Records for this task |
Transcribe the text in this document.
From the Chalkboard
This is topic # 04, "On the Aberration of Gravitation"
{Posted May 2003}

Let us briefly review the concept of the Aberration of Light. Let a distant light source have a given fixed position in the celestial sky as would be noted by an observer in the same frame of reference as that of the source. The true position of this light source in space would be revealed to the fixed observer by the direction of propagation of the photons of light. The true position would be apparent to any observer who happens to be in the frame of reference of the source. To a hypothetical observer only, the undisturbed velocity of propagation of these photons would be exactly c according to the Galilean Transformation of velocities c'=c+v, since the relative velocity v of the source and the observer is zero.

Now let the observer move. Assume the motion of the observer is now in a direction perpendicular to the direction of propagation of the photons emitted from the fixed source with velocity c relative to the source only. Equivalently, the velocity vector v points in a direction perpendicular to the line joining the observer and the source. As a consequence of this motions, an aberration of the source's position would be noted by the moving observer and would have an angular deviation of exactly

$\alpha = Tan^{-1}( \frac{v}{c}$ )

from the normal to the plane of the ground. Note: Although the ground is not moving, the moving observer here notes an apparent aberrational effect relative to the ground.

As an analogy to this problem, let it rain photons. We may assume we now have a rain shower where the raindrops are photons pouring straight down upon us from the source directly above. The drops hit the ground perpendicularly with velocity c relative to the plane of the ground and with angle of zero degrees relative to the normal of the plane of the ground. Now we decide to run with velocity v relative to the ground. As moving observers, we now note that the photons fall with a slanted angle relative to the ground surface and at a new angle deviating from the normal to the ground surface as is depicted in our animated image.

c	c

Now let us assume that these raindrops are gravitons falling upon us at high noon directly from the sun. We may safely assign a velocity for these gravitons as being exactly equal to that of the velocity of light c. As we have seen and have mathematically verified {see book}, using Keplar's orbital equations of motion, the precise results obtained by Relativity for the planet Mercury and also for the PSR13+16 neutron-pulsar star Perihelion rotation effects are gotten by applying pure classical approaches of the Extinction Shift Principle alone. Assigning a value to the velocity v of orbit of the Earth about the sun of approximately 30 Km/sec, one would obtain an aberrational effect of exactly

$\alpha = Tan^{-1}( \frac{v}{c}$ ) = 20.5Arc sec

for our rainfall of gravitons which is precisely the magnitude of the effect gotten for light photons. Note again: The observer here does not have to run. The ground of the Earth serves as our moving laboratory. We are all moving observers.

Set task | Give only the count of lines in the data that include the string "alpha".

Reply to the exercise | 2